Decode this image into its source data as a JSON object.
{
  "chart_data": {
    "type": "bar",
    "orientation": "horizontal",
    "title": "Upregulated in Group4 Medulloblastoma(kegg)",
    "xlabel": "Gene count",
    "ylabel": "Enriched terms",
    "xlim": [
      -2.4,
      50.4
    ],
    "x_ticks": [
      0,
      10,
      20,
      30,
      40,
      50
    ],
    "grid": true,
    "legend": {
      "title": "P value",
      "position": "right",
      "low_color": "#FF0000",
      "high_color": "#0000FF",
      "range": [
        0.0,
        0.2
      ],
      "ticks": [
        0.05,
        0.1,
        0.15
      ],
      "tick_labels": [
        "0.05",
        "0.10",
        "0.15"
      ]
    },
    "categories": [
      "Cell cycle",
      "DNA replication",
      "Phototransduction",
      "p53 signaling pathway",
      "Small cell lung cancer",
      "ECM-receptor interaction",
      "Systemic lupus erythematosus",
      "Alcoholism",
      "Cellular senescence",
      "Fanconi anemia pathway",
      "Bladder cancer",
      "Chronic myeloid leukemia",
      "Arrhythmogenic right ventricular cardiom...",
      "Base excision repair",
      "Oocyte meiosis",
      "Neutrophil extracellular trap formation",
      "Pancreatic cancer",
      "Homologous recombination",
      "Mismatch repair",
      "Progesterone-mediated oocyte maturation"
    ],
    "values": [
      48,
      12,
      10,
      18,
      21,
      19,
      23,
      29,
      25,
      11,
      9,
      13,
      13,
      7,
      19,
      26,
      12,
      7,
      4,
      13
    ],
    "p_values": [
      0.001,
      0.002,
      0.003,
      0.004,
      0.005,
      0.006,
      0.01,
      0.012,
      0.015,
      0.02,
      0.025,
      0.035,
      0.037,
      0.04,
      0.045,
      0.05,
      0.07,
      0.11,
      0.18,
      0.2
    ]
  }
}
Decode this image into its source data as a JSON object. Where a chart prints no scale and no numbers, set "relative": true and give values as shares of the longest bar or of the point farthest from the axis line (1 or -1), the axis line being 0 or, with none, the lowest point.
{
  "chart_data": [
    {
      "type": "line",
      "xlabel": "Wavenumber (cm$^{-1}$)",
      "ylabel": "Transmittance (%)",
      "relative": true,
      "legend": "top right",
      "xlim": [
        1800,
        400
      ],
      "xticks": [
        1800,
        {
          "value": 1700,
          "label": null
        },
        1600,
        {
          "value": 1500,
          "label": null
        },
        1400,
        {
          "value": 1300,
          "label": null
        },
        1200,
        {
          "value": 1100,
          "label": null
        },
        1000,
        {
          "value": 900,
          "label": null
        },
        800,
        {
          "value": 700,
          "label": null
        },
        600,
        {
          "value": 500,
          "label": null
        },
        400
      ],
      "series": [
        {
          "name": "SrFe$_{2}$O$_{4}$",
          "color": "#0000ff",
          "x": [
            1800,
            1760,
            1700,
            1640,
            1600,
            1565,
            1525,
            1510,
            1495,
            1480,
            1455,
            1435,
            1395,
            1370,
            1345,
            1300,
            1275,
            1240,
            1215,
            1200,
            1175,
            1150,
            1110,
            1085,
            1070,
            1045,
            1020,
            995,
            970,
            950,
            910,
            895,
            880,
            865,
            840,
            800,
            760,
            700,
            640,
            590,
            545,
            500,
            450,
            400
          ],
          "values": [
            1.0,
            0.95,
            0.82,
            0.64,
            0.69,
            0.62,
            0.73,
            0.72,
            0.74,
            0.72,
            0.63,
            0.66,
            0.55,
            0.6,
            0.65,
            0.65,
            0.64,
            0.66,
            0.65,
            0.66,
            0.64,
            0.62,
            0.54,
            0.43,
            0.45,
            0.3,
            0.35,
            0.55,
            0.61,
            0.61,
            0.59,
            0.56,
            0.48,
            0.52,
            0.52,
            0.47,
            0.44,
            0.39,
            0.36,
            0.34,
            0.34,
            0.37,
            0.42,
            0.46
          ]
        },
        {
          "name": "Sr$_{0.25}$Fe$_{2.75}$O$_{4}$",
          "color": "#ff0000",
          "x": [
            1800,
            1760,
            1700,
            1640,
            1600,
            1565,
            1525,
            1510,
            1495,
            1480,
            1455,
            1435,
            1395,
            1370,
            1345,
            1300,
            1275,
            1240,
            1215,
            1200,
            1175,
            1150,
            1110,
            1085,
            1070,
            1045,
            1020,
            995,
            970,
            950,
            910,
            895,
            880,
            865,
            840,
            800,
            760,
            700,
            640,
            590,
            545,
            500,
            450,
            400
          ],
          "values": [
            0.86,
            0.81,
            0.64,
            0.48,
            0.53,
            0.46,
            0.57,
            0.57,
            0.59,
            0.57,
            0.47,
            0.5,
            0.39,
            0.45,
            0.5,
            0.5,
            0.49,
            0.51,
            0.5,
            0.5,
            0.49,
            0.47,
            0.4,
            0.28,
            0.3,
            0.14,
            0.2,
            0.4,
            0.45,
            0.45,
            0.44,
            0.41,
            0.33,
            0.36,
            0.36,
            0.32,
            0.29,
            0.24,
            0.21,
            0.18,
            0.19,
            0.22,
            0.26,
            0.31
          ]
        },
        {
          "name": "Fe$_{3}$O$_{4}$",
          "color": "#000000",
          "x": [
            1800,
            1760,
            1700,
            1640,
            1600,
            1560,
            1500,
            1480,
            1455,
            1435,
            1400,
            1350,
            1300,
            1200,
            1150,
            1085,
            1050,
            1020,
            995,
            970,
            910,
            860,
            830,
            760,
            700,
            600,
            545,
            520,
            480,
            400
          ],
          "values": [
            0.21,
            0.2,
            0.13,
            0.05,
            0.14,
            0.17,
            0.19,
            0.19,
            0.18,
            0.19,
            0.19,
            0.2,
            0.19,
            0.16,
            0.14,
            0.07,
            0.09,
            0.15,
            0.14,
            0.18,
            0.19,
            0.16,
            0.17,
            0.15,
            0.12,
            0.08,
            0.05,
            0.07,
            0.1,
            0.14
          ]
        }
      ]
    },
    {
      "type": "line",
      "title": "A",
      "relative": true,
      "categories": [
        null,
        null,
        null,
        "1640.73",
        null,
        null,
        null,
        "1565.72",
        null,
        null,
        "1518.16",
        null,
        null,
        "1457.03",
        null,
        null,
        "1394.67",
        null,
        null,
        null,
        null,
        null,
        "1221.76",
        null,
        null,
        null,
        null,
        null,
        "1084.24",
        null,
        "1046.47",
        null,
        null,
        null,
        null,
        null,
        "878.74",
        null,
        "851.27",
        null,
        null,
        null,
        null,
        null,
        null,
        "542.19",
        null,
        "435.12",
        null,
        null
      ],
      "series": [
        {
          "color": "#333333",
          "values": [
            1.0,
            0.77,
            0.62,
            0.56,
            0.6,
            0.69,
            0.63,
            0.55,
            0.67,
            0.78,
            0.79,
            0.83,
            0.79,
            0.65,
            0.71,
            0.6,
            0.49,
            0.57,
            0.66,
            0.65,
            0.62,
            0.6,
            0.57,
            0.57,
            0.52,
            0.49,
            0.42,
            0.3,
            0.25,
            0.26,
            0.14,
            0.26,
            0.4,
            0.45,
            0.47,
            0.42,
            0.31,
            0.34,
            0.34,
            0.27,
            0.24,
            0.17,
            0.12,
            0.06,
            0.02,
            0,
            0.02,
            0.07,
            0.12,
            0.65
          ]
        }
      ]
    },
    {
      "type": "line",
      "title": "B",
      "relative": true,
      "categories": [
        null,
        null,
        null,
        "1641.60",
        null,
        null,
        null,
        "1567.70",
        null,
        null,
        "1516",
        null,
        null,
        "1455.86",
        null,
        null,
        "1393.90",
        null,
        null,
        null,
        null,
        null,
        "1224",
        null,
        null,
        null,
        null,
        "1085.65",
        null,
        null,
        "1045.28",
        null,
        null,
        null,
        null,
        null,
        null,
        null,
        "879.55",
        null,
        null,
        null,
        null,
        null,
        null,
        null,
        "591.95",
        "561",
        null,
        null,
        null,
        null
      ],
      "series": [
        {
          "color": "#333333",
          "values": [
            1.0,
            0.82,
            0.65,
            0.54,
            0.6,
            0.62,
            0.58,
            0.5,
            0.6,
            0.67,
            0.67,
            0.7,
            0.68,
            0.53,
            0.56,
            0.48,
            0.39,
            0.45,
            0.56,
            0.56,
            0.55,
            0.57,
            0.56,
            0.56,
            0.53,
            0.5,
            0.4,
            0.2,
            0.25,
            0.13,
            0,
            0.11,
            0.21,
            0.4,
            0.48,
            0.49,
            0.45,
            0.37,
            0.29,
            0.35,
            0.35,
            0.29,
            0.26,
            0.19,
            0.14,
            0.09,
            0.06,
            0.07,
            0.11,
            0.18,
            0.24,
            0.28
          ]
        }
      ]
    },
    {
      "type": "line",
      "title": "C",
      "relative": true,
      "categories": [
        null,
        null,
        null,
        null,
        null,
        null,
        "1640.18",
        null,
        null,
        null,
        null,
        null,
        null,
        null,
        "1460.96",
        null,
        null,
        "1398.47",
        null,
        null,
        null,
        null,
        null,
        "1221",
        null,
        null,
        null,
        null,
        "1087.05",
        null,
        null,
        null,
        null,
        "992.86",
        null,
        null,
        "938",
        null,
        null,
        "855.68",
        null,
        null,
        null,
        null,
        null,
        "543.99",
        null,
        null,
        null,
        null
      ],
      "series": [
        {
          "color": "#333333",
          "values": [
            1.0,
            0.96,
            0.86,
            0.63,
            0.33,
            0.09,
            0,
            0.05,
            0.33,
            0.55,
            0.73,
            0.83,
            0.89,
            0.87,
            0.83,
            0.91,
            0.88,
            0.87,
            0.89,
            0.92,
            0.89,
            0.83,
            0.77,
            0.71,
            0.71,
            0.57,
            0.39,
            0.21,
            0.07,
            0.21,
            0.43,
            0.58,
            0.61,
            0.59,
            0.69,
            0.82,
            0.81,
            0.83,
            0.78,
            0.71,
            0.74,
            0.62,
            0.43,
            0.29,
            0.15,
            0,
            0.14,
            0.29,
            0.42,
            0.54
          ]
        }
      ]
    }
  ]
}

§ PROBLEM TO SOLVE
Lines holding the word "JSON" in the entries above are the ones to pull out. Copy them all.

§ CORRECT RESPONSE
Decode this image into its source data as a JSON object.
Decode this image into its source data as a JSON object. Where a chart prints no scale and no numbers, set "relative": true and give values as shares of the longest bar or of the point farthest from the axis line (1 or -1), the axis line being 0 or, with none, the lowest point.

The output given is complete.